### THE TASK
The listing must be reproduced in full, exactly as it stands.

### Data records
________

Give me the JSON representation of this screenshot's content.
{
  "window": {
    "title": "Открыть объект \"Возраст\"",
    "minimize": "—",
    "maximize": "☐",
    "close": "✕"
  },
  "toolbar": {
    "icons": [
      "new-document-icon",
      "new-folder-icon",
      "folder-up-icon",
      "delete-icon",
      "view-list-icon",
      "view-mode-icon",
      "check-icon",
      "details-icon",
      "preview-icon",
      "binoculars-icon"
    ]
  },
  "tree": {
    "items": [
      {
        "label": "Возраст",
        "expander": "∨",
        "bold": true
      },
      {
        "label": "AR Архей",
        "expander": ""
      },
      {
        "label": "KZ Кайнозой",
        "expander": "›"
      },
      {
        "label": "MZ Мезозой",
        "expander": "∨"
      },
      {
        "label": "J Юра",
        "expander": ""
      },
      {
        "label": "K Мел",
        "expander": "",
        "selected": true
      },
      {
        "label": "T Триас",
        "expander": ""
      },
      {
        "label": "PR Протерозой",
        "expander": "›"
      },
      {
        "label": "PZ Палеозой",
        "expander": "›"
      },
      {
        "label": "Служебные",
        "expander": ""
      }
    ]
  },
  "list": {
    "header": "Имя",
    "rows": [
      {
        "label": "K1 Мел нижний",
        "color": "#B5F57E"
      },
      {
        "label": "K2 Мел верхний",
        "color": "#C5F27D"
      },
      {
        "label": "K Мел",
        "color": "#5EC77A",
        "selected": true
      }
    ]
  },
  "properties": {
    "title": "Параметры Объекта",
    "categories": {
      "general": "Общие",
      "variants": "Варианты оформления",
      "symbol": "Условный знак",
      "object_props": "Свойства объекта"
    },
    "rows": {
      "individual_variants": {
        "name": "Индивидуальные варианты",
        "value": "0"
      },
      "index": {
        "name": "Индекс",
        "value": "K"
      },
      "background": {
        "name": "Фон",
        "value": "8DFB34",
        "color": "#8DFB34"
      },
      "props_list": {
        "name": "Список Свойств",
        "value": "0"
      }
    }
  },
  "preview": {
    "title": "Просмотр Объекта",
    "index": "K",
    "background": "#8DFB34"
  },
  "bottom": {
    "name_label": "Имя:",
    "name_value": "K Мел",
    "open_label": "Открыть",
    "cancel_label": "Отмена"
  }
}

________

### REPLY
Give me the JSON representation of this screenshot's content.
{
  "window": {
    "title": "Открыть объект \"Возраст\"",
    "minimize": "—",
    "maximize": "☐",
    "close": "✕"
  },
  "toolbar": {
    "icons": [
      "new-document-icon",
      "new-folder-icon",
      "folder-up-icon",
      "delete-icon",
      "view-list-icon",
      "view-mode-icon",
      "check-icon",
      "details-icon",
      "preview-icon",
      "binoculars-icon"
    ]
  },
  "tree": {
    "items": [
      {
        "label": "Возраст",
        "expander": "∨",
        "bold": true
      },
      {
        "label": "AR Архей",
        "expander": ""
      },
      {
        "label": "KZ Кайнозой",
        "expander": "›"
      },
      {
        "label": "MZ Мезозой",
        "expander": "∨"
      },
      {
        "label": "J Юра",
        "expander": ""
      },
      {
        "label": "K Мел",
        "expander": "",
        "selected": true
      },
      {
        "label": "T Триас",
        "expander": ""
      },
      {
        "label": "PR Протерозой",
        "expander": "›"
      },
      {
        "label": "PZ Палеозой",
        "expander": "›"
      },
      {
        "label": "Служебные",
        "expander": ""
      }
    ]
  },
  "list": {
    "header": "Имя",
    "rows": [
      {
        "label": "K1 Мел нижний",
        "color": "#B5F57E"
      },
      {
        "label": "K2 Мел верхний",
        "color": "#C5F27D"
      },
      {
        "label": "K Мел",
        "color": "#5EC77A",
        "selected": true
      }
    ]
  },
  "properties": {
    "title": "Параметры Объекта",
    "categories": {
      "general": "Общие",
      "variants": "Варианты оформления",
      "symbol": "Условный знак",
      "object_props": "Свойства объекта"
    },
    "rows": {
      "individual_variants": {
        "name": "Индивидуальные варианты",
        "value": "0"
      },
      "index": {
        "name": "Индекс",
        "value": "K"
      },
      "background": {
        "name": "Фон",
        "value": "8DFB34",
        "color": "#8DFB34"
      },
      "props_list": {
        "name": "Список Свойств",
        "value": "0"
      }
    }
  },
  "preview": {
    "title": "Просмотр Объекта",
    "index": "K",
    "background": "#8DFB34"
  },
  "bottom": {
    "name_label": "Имя:",
    "name_value": "K Мел",
    "open_label": "Открыть",
    "cancel_label": "Отмена"
  }
}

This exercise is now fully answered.